→ **Your goal**: Every record below should be written out exactly; pictures stay out.

Start Data for the task

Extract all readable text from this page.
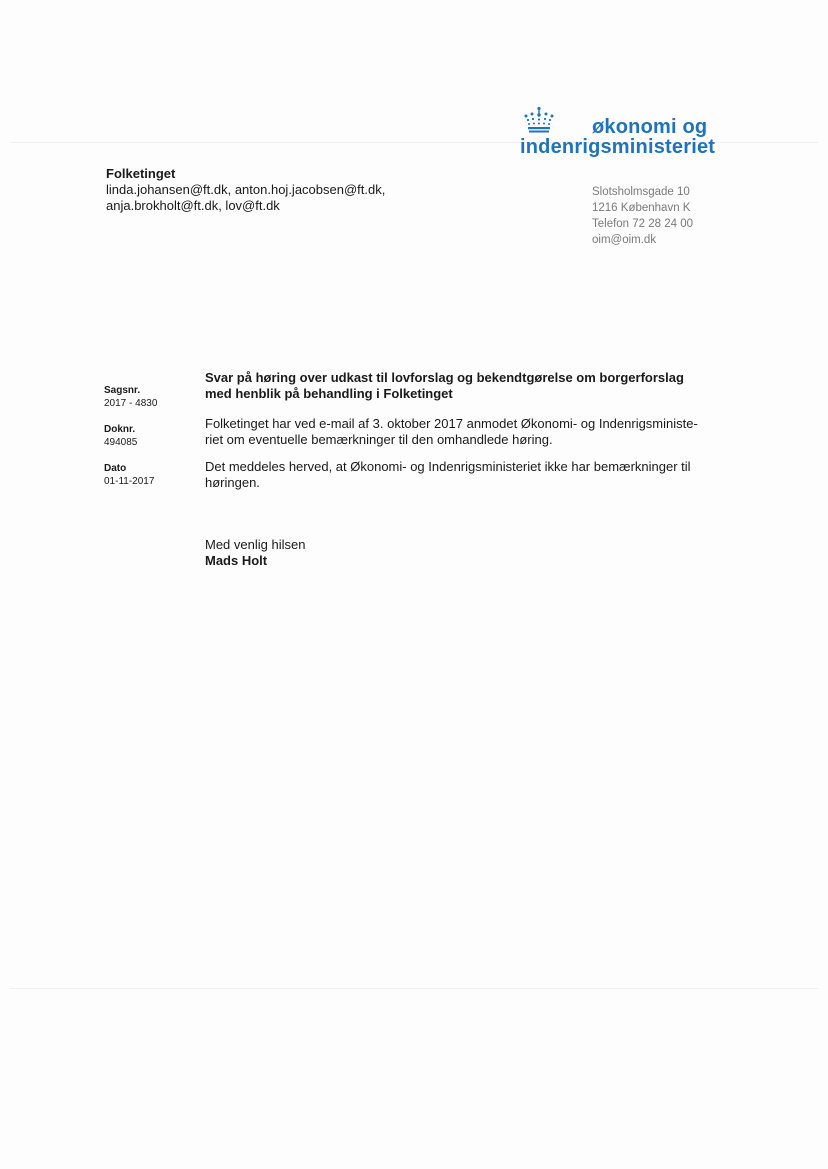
økonomi og
indenrigsministeriet
Folketinget
linda.johansen@ft.dk, anton.hoj.jacobsen@ft.dk,
anja.brokholt@ft.dk, lov@ft.dk
Slotsholmsgade 10
1216 København K
Telefon 72 28 24 00
oim@oim.dk
Sagsnr.
2017 - 4830
Doknr.
494085
Dato
01-11-2017
Svar på høring over udkast til lovforslag og bekendtgørelse om borgerforslag
med henblik på behandling i Folketinget
Folketinget har ved e-mail af 3. oktober 2017 anmodet Økonomi- og Indenrigsministe-
riet om eventuelle bemærkninger til den omhandlede høring.
Det meddeles herved, at Økonomi- og Indenrigsministeriet ikke har bemærkninger til
høringen.
Med venlig hilsen
Mads Holt
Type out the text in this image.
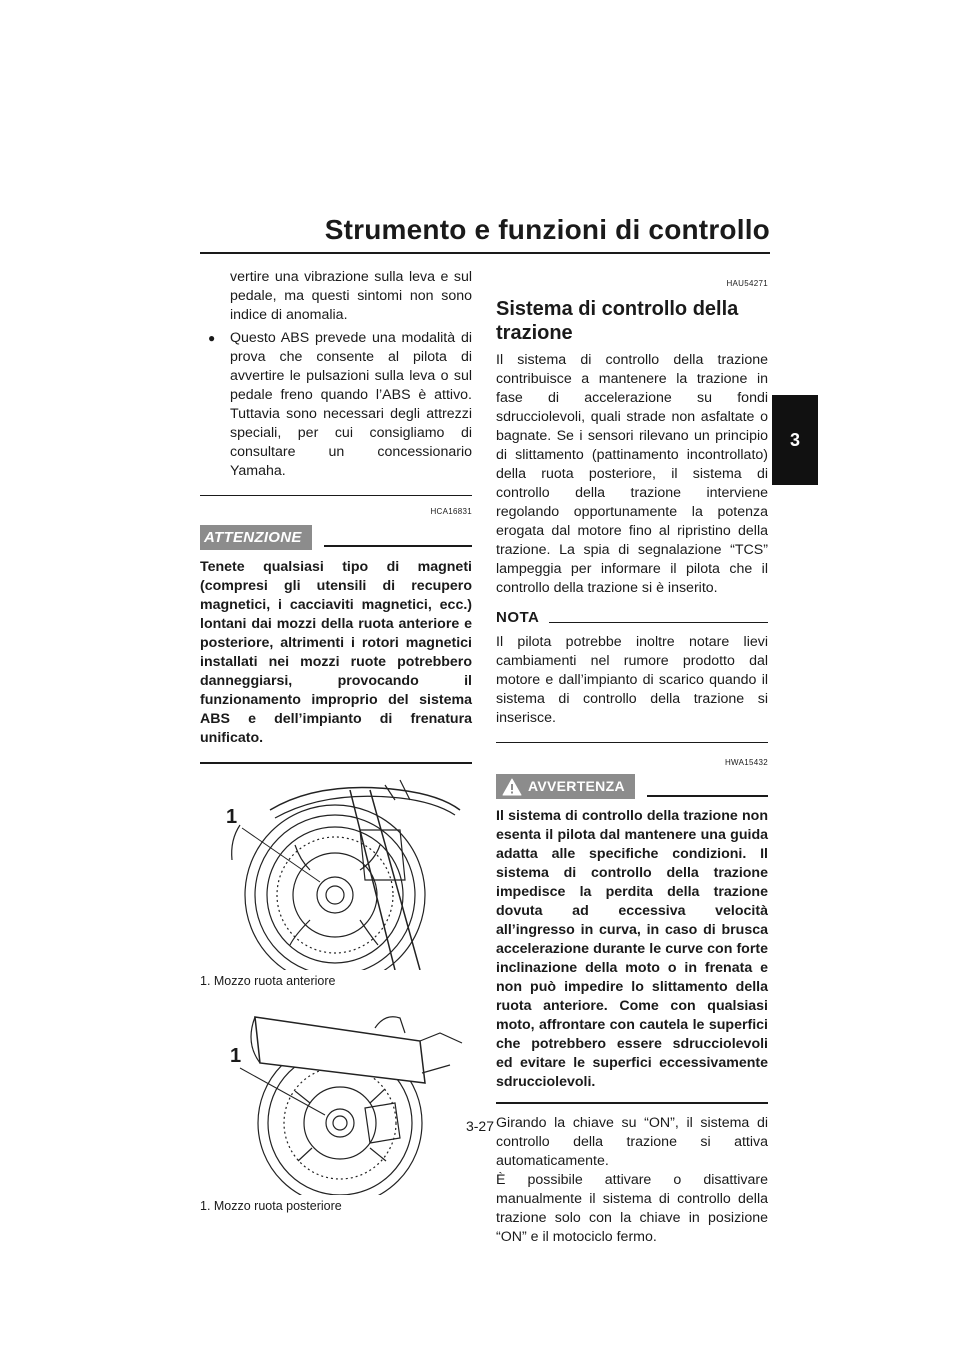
Strumento e funzioni di controllo
3
vertire una vibrazione sulla leva e sul pedale, ma questi sintomi non sono indice di anomalia.
● Questo ABS prevede una modalità di prova che consente al pilota di avvertire le pulsazioni sulla leva o sul pedale freno quando l’ABS è attivo. Tuttavia sono necessari degli attrezzi speciali, per cui consigliamo di consultare un concessionario Yamaha.
HCA16831
ATTENZIONE
Tenete qualsiasi tipo di magneti (compresi gli utensili di recupero magnetici, i cacciaviti magnetici, ecc.) lontani dai mozzi della ruota anteriore e posteriore, altrimenti i rotori magnetici installati nei mozzi ruote potrebbero danneggiarsi, provocando il funzionamento improprio del sistema ABS e dell’impianto di frenatura unificato.
1
1. Mozzo ruota anteriore
1
1. Mozzo ruota posteriore
HAU54271
Sistema di controllo della trazione
Il sistema di controllo della trazione contribuisce a mantenere la trazione in fase di accelerazione su fondi sdrucciolevoli, quali strade non asfaltate o bagnate. Se i sensori rilevano un principio di slittamento (pattinamento incontrollato) della ruota posteriore, il sistema di controllo della trazione interviene regolando opportunamente la potenza erogata dal motore fino al ripristino della trazione. La spia di segnalazione “TCS” lampeggia per informare il pilota che il controllo della trazione si è inserito.
NOTA
Il pilota potrebbe inoltre notare lievi cambiamenti nel rumore prodotto dal motore e dall’impianto di scarico quando il sistema di controllo della trazione si inserisce.
HWA15432
AVVERTENZA
Il sistema di controllo della trazione non esenta il pilota dal mantenere una guida adatta alle specifiche condizioni. Il sistema di controllo della trazione impedisce la perdita della trazione dovuta ad eccessiva velocità all’ingresso in curva, in caso di brusca accelerazione durante le curve con forte inclinazione della moto o in frenata e non può impedire lo slittamento della ruota anteriore. Come con qualsiasi moto, affrontare con cautela le superfici che potrebbero essere sdrucciolevoli ed evitare le superfici eccessivamente sdrucciolevoli.
Girando la chiave su “ON”, il sistema di controllo della trazione si attiva automaticamente.
È possibile attivare o disattivare manualmente il sistema di controllo della trazione solo con la chiave in posizione “ON” e il motociclo fermo.
3-27
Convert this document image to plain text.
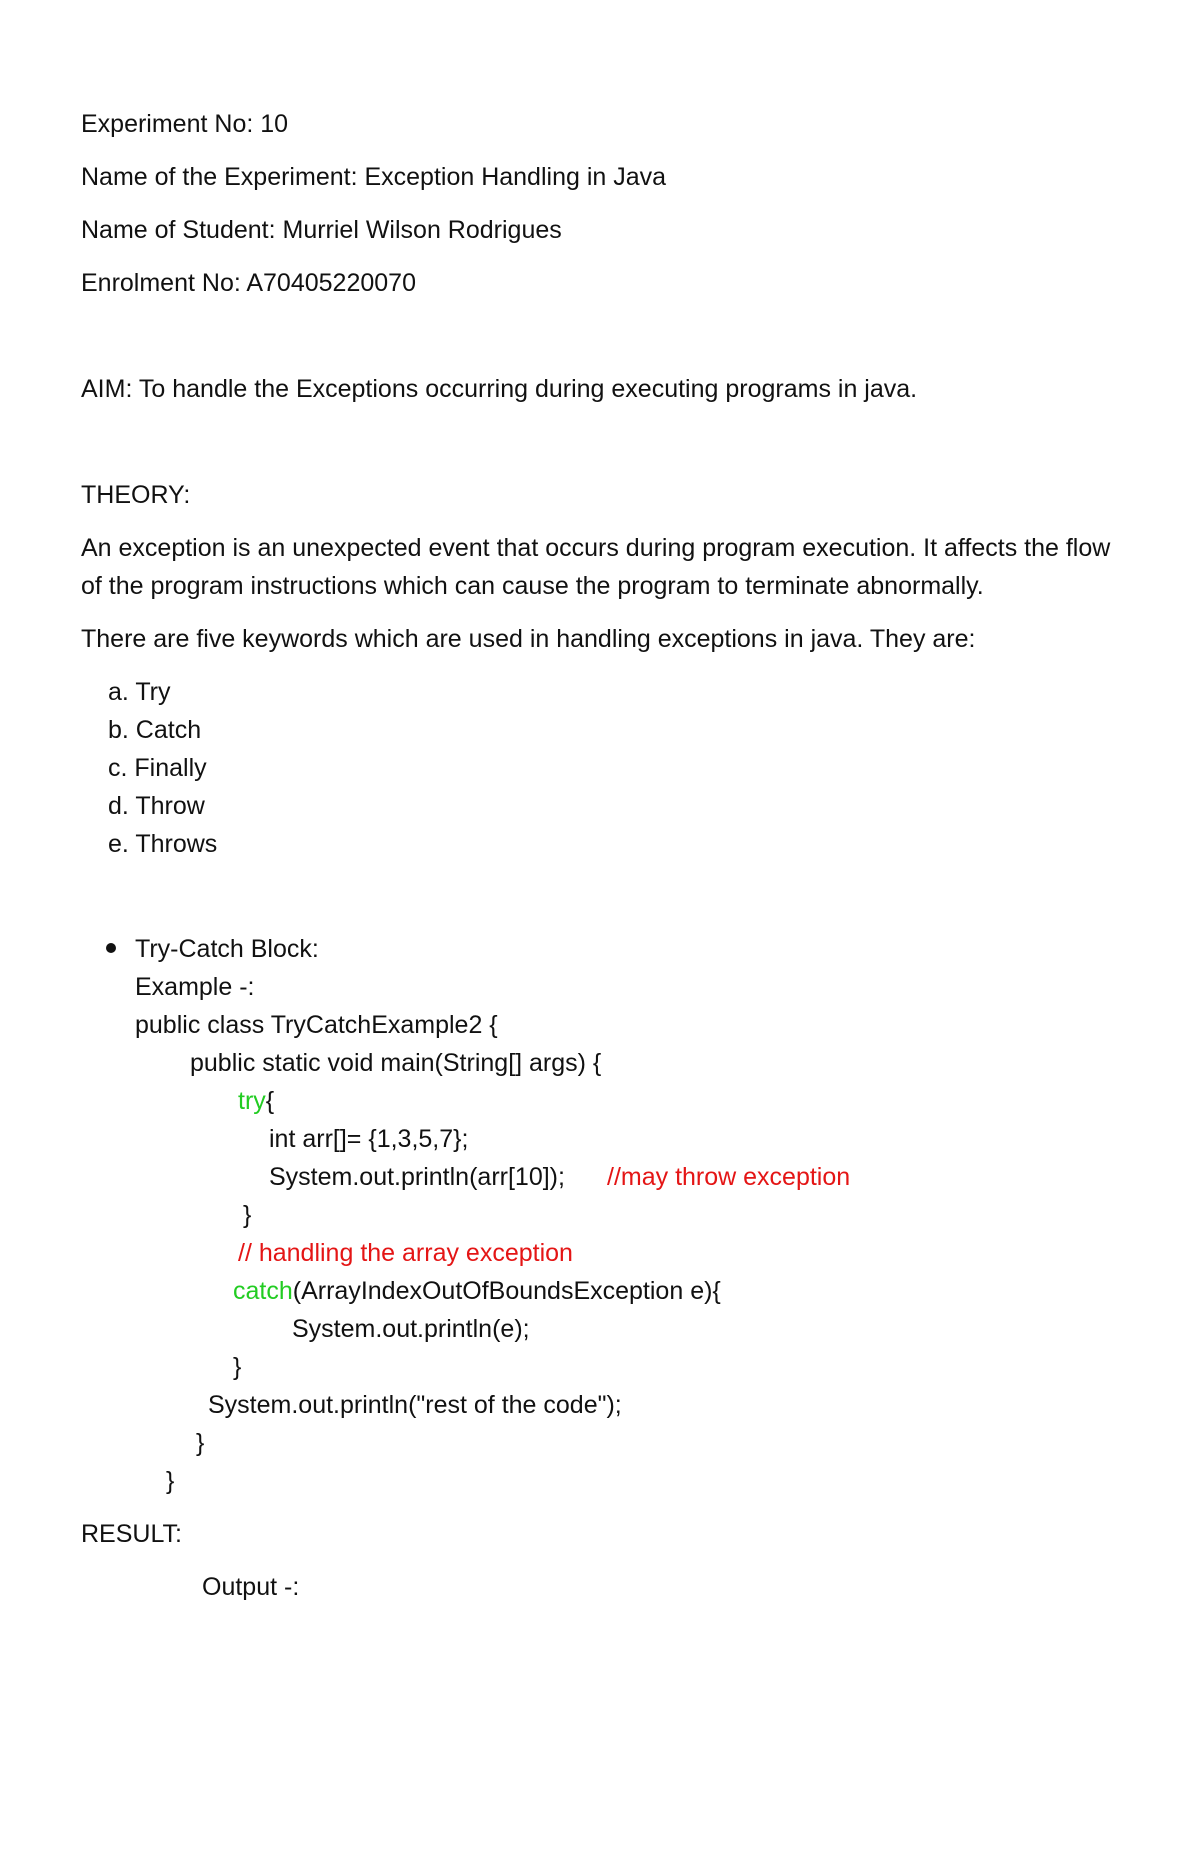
Experiment No: 10
Name of the Experiment: Exception Handling in Java
Name of Student: Murriel Wilson Rodrigues
Enrolment No: A70405220070
AIM: To handle the Exceptions occurring during executing programs in java.
THEORY:
An exception is an unexpected event that occurs during program execution. It affects the flow
of the program instructions which can cause the program to terminate abnormally.
There are five keywords which are used in handling exceptions in java. They are:
a. Try
b. Catch
c. Finally
d. Throw
e. Throws
Try-Catch Block:
Example -:
public class TryCatchExample2 {
public static void main(String[] args) {
try{
int arr[]= {1,3,5,7};
System.out.println(arr[10]); //may throw exception
}
// handling the array exception
catch(ArrayIndexOutOfBoundsException e){
System.out.println(e);
}
System.out.println("rest of the code");
}
}
RESULT:
Output -:
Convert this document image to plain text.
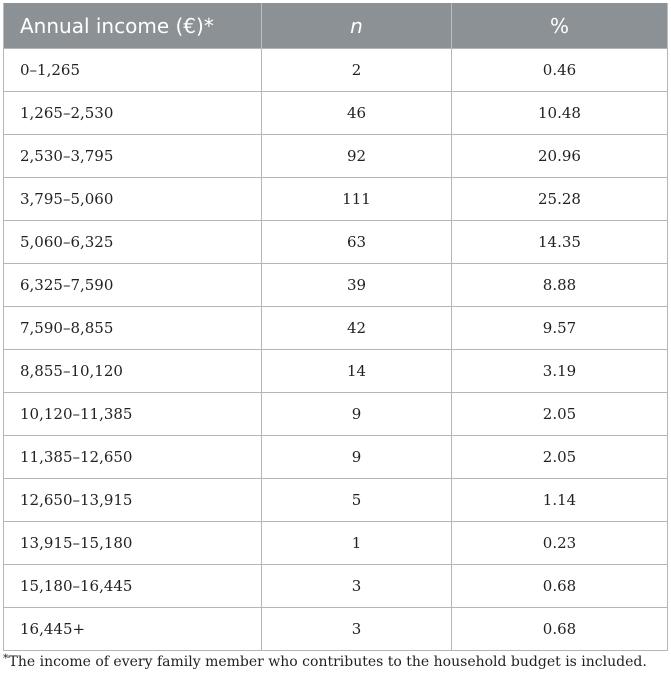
Annual income (€)*	n	%
0–1,265	2	0.46
1,265–2,530	46	10.48
2,530–3,795	92	20.96
3,795–5,060	111	25.28
5,060–6,325	63	14.35
6,325–7,590	39	8.88
7,590–8,855	42	9.57
8,855–10,120	14	3.19
10,120–11,385	9	2.05
11,385–12,650	9	2.05
12,650–13,915	5	1.14
13,915–15,180	1	0.23
15,180–16,445	3	0.68
16,445+	3	0.68
*The income of every family member who contributes to the household budget is included.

End Data for the task

→ **Problem solution**:
Extract all readable text from this page.
økonomi og
indenrigsministeriet
Folketinget
linda.johansen@ft.dk, anton.hoj.jacobsen@ft.dk,
anja.brokholt@ft.dk, lov@ft.dk
Slotsholmsgade 10
1216 København K
Telefon 72 28 24 00
oim@oim.dk
Sagsnr.
2017 - 4830
Doknr.
494085
Dato
01-11-2017
Svar på høring over udkast til lovforslag og bekendtgørelse om borgerforslag
med henblik på behandling i Folketinget
Folketinget har ved e-mail af 3. oktober 2017 anmodet Økonomi- og Indenrigsministe-
riet om eventuelle bemærkninger til den omhandlede høring.
Det meddeles herved, at Økonomi- og Indenrigsministeriet ikke har bemærkninger til
høringen.
Med venlig hilsen
Mads Holt
Type out the text in this image.
Strumento e funzioni di controllo
3
vertire una vibrazione sulla leva e sul pedale, ma questi sintomi non sono indice di anomalia.
● Questo ABS prevede una modalità di prova che consente al pilota di avvertire le pulsazioni sulla leva o sul pedale freno quando l’ABS è attivo. Tuttavia sono necessari degli attrezzi speciali, per cui consigliamo di consultare un concessionario Yamaha.
HCA16831
ATTENZIONE
Tenete qualsiasi tipo di magneti (compresi gli utensili di recupero magnetici, i cacciaviti magnetici, ecc.) lontani dai mozzi della ruota anteriore e posteriore, altrimenti i rotori magnetici installati nei mozzi ruote potrebbero danneggiarsi, provocando il funzionamento improprio del sistema ABS e dell’impianto di frenatura unificato.
1
1. Mozzo ruota anteriore
1
1. Mozzo ruota posteriore
HAU54271
Sistema di controllo della trazione
Il sistema di controllo della trazione contribuisce a mantenere la trazione in fase di accelerazione su fondi sdrucciolevoli, quali strade non asfaltate o bagnate. Se i sensori rilevano un principio di slittamento (pattinamento incontrollato) della ruota posteriore, il sistema di controllo della trazione interviene regolando opportunamente la potenza erogata dal motore fino al ripristino della trazione. La spia di segnalazione “TCS” lampeggia per informare il pilota che il controllo della trazione si è inserito.
NOTA
Il pilota potrebbe inoltre notare lievi cambiamenti nel rumore prodotto dal motore e dall’impianto di scarico quando il sistema di controllo della trazione si inserisce.
HWA15432
AVVERTENZA
Il sistema di controllo della trazione non esenta il pilota dal mantenere una guida adatta alle specifiche condizioni. Il sistema di controllo della trazione impedisce la perdita della trazione dovuta ad eccessiva velocità all’ingresso in curva, in caso di brusca accelerazione durante le curve con forte inclinazione della moto o in frenata e non può impedire lo slittamento della ruota anteriore. Come con qualsiasi moto, affrontare con cautela le superfici che potrebbero essere sdrucciolevoli ed evitare le superfici eccessivamente sdrucciolevoli.
Girando la chiave su “ON”, il sistema di controllo della trazione si attiva automaticamente.
È possibile attivare o disattivare manualmente il sistema di controllo della trazione solo con la chiave in posizione “ON” e il motociclo fermo.
3-27
Convert this document image to plain text.
Experiment No: 10
Name of the Experiment: Exception Handling in Java
Name of Student: Murriel Wilson Rodrigues
Enrolment No: A70405220070
AIM: To handle the Exceptions occurring during executing programs in java.
THEORY:
An exception is an unexpected event that occurs during program execution. It affects the flow
of the program instructions which can cause the program to terminate abnormally.
There are five keywords which are used in handling exceptions in java. They are:
a. Try
b. Catch
c. Finally
d. Throw
e. Throws
Try-Catch Block:
Example -:
public class TryCatchExample2 {
public static void main(String[] args) {
try{
int arr[]= {1,3,5,7};
System.out.println(arr[10]); //may throw exception
}
// handling the array exception
catch(ArrayIndexOutOfBoundsException e){
System.out.println(e);
}
System.out.println("rest of the code");
}
}
RESULT:
Output -:
Convert this document image to plain text.
Annual income (€)*	n	%
0–1,265	2	0.46
1,265–2,530	46	10.48
2,530–3,795	92	20.96
3,795–5,060	111	25.28
5,060–6,325	63	14.35
6,325–7,590	39	8.88
7,590–8,855	42	9.57
8,855–10,120	14	3.19
10,120–11,385	9	2.05
11,385–12,650	9	2.05
12,650–13,915	5	1.14
13,915–15,180	1	0.23
15,180–16,445	3	0.68
16,445+	3	0.68
*The income of every family member who contributes to the household budget is included.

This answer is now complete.